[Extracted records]
######

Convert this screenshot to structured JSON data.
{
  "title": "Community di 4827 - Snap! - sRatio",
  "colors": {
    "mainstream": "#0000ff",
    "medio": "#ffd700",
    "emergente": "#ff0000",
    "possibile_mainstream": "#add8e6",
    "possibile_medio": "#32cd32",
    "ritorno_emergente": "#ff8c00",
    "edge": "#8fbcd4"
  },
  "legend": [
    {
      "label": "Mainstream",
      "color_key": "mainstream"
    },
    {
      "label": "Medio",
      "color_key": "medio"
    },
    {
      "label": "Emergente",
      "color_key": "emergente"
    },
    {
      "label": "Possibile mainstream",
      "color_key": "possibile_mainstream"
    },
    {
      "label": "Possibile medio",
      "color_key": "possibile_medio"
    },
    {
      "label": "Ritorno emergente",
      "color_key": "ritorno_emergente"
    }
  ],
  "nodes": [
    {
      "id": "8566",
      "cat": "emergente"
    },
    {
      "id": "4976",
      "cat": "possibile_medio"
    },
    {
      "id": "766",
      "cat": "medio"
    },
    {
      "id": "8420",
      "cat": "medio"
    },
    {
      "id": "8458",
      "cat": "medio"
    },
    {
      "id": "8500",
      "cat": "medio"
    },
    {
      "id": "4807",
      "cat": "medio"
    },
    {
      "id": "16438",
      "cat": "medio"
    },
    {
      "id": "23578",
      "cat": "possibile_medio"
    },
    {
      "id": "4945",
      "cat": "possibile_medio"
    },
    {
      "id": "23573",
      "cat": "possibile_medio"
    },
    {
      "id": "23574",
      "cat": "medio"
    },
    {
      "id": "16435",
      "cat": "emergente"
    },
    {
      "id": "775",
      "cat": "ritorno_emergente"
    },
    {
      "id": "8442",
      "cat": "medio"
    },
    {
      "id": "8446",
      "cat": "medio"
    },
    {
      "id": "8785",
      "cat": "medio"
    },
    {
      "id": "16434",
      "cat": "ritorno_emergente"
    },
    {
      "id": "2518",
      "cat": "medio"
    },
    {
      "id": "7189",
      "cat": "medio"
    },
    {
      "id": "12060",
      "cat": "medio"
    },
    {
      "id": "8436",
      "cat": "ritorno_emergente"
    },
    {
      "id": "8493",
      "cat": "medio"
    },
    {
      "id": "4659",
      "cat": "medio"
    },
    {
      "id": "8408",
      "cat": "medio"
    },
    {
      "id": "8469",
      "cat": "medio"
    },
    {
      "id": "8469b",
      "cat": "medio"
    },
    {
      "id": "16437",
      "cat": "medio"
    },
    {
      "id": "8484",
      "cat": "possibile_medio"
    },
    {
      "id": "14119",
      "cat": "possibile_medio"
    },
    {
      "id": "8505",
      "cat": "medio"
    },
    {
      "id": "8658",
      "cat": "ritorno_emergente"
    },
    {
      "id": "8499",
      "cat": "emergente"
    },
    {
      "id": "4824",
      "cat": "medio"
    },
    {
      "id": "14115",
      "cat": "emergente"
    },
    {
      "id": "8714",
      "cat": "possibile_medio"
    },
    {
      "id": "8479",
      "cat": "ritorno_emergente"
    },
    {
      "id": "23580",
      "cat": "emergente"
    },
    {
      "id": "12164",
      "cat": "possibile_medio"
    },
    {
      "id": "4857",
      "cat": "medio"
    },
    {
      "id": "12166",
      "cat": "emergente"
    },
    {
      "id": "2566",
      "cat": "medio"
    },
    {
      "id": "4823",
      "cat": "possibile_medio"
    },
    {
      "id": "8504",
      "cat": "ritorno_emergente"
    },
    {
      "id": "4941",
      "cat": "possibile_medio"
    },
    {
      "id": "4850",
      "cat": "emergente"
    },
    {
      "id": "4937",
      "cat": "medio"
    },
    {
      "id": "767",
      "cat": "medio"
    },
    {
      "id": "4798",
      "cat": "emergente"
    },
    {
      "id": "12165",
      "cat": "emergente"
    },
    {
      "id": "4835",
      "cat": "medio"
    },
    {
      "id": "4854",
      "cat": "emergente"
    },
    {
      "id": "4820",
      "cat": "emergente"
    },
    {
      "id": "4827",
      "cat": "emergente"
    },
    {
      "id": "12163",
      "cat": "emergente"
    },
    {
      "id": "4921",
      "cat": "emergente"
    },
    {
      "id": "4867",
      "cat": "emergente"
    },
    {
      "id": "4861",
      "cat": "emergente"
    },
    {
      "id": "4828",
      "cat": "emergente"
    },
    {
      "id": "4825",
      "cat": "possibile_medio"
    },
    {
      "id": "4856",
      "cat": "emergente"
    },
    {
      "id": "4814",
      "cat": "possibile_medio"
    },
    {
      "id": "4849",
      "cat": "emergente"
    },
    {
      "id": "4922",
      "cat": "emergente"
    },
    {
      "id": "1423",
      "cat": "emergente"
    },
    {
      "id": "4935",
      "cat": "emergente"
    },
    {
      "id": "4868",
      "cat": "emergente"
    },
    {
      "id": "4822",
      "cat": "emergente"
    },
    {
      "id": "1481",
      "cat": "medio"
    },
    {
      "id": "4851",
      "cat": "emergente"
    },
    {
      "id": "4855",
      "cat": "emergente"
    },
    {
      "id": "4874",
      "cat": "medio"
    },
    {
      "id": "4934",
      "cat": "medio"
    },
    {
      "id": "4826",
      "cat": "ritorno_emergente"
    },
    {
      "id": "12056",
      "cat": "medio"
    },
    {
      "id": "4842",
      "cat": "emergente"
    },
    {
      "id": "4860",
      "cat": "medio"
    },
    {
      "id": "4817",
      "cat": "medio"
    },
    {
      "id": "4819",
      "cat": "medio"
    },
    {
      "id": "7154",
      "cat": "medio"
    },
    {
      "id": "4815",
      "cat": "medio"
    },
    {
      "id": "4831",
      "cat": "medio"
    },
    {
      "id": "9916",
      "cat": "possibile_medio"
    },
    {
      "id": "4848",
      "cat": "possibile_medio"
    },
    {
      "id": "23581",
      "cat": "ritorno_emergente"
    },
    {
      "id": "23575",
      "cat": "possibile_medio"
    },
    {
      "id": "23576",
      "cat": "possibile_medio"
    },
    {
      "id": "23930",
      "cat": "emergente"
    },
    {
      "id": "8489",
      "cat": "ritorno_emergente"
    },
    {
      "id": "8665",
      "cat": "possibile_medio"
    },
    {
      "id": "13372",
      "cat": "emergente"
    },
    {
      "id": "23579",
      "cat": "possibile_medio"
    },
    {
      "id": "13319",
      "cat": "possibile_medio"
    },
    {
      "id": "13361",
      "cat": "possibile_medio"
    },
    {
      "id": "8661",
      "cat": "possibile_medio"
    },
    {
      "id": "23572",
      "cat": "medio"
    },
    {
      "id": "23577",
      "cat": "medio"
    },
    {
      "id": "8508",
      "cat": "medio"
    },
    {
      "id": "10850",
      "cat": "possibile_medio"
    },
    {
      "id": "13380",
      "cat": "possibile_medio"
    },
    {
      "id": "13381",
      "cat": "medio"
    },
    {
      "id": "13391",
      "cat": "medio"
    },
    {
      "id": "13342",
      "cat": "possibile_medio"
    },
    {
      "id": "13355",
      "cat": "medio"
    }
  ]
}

######

■ YOUR TASK: Tell how many lines of the material above hold "label", answering with a bare number.

■ THE COMPLETED TASK: 6